*Given information*:
>>>

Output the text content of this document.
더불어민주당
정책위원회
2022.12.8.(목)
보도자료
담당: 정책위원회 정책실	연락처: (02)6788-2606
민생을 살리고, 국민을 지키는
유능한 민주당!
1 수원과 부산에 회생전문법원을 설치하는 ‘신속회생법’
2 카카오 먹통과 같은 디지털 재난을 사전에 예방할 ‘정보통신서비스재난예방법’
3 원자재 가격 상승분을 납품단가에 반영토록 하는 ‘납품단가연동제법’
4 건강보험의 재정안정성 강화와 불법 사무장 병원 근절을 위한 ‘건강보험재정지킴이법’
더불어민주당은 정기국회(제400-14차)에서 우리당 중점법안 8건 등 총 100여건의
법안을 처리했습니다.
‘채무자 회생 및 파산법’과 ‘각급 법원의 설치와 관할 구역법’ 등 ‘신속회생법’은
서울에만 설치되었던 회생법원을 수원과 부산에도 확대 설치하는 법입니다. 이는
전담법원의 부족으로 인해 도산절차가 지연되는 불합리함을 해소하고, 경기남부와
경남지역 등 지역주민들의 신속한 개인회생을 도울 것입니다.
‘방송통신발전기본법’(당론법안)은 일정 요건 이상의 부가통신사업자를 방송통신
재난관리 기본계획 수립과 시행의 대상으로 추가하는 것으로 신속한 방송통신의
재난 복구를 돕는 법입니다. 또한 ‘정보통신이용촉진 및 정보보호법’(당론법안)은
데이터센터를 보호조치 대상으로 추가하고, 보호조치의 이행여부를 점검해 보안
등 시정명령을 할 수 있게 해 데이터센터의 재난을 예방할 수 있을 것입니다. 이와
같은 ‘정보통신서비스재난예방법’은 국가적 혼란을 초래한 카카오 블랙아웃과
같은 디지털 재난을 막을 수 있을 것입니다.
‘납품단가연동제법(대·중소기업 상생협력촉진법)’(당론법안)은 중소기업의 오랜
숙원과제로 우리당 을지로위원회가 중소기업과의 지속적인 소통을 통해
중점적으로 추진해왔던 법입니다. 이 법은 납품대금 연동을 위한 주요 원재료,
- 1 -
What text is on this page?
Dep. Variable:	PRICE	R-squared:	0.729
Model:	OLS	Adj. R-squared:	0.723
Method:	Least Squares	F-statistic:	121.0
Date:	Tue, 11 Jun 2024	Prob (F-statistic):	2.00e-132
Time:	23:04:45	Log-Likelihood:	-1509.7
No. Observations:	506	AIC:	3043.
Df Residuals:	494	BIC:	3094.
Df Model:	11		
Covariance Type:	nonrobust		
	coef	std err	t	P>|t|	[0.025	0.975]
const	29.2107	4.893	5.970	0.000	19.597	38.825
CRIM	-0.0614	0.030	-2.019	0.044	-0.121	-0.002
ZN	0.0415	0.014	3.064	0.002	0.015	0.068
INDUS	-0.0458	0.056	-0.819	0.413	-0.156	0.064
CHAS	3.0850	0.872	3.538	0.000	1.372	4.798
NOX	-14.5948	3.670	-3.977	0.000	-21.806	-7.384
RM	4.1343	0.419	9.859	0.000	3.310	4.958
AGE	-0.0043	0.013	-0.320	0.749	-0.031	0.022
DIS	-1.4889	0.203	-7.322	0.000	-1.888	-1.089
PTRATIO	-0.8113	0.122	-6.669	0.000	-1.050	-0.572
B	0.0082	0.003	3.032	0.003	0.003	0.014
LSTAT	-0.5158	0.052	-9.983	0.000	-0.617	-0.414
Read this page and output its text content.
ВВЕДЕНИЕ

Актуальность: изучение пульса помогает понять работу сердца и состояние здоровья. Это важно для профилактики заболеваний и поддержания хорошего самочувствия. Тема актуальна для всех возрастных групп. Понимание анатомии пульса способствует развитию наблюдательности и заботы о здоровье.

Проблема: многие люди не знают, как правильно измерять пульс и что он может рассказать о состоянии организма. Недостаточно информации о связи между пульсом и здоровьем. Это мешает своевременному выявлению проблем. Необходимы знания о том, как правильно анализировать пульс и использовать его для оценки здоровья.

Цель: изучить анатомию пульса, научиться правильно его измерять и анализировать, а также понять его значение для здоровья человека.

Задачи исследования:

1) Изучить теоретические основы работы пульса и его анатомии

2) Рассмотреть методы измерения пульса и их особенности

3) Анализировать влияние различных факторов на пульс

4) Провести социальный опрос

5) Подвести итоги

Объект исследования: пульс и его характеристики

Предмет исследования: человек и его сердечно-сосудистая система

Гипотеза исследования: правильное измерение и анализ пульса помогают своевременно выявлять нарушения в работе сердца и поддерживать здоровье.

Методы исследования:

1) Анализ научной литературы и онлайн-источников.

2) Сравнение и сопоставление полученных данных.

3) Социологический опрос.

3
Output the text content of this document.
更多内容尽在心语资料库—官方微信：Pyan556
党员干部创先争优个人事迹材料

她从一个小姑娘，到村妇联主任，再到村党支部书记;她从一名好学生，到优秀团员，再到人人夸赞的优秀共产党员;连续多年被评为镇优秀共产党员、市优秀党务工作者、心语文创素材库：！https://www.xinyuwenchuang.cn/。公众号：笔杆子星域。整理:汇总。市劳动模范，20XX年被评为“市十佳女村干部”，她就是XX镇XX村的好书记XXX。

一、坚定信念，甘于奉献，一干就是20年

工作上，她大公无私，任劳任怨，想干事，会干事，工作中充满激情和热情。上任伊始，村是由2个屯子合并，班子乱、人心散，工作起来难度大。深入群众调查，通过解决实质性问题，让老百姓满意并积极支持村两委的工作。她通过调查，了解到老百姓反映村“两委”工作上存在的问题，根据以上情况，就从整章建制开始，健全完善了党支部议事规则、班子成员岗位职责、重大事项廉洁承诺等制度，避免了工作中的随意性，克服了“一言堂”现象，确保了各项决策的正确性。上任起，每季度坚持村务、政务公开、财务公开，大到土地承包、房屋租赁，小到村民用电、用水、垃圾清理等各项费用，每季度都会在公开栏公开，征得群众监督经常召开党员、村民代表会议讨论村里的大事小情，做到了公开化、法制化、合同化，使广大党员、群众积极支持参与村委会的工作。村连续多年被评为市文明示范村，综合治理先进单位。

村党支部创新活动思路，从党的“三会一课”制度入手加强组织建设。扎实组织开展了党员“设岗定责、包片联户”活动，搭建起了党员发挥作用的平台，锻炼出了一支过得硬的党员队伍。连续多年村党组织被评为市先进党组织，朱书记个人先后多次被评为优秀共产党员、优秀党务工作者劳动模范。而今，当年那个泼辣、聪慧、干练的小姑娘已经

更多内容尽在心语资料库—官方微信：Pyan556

<<<

From the entries, report each line that includes the word "신속회생법".

*Solution for this task*:
1 수원과 부산에 회생전문법원을 설치하는 ‘신속회생법’
‘채무자 회생 및 파산법’과 ‘각급 법원의 설치와 관할 구역법’ 등 ‘신속회생법’은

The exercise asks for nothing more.